Task input:
▬▬▬▬▬▬▬▬▬▬

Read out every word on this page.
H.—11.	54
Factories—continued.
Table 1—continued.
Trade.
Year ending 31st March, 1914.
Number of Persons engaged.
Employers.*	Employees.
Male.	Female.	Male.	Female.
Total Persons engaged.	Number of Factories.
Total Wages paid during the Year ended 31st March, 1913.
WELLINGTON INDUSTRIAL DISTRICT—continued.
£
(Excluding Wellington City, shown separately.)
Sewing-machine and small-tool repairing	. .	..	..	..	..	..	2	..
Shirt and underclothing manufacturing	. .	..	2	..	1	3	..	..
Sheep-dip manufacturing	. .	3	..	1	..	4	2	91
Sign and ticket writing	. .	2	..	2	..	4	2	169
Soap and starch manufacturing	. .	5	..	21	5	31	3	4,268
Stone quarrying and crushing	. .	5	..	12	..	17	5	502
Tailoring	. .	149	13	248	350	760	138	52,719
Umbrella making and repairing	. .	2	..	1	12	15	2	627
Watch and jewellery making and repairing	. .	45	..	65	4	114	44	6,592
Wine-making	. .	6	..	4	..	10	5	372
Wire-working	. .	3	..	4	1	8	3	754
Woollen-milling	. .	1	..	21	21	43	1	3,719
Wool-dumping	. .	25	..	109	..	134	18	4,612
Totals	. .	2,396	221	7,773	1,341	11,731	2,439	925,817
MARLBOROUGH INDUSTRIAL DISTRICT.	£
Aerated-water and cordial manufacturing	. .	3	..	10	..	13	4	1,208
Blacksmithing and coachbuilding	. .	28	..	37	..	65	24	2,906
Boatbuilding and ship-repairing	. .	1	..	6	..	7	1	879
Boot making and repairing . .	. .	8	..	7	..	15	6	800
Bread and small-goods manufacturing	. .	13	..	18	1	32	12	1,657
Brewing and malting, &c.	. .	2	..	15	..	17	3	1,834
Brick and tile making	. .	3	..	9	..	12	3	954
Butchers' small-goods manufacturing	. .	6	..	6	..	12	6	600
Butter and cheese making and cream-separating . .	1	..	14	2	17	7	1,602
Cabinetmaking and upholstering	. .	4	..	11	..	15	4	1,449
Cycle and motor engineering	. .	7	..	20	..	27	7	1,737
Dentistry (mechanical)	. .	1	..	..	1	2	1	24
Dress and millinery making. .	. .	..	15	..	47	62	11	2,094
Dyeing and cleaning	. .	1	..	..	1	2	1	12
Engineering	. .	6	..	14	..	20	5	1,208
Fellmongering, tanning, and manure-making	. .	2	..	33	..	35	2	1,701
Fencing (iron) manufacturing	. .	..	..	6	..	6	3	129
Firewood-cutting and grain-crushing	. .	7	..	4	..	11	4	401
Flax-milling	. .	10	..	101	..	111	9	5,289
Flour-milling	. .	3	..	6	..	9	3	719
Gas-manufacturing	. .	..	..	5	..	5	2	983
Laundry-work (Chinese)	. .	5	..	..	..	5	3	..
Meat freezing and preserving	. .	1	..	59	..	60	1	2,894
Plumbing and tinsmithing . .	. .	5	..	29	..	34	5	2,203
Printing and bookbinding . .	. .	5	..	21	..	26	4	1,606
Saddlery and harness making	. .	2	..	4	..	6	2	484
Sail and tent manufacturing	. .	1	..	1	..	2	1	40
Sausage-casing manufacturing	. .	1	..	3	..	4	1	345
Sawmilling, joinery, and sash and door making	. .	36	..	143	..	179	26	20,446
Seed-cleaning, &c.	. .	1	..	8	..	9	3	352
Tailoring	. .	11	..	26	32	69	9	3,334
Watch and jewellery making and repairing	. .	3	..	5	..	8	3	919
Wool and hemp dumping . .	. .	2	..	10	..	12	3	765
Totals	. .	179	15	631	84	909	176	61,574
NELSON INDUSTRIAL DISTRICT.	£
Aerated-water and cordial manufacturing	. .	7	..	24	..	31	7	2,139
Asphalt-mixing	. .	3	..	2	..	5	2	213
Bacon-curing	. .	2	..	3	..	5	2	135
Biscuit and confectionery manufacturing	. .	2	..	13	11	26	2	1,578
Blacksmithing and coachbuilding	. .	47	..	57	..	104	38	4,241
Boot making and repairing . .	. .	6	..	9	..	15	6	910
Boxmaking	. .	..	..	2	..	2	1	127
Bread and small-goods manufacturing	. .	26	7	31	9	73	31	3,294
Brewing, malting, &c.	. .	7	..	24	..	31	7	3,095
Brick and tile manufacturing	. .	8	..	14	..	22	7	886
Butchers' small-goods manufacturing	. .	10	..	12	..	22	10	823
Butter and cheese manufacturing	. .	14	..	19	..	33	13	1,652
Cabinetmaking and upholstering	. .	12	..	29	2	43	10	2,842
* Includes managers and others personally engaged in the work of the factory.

▬▬▬▬▬▬▬▬▬▬

Problem statement: Each line that contains the string "Factories" counts once; say how many there are and nothing else.

Exercise solution: 2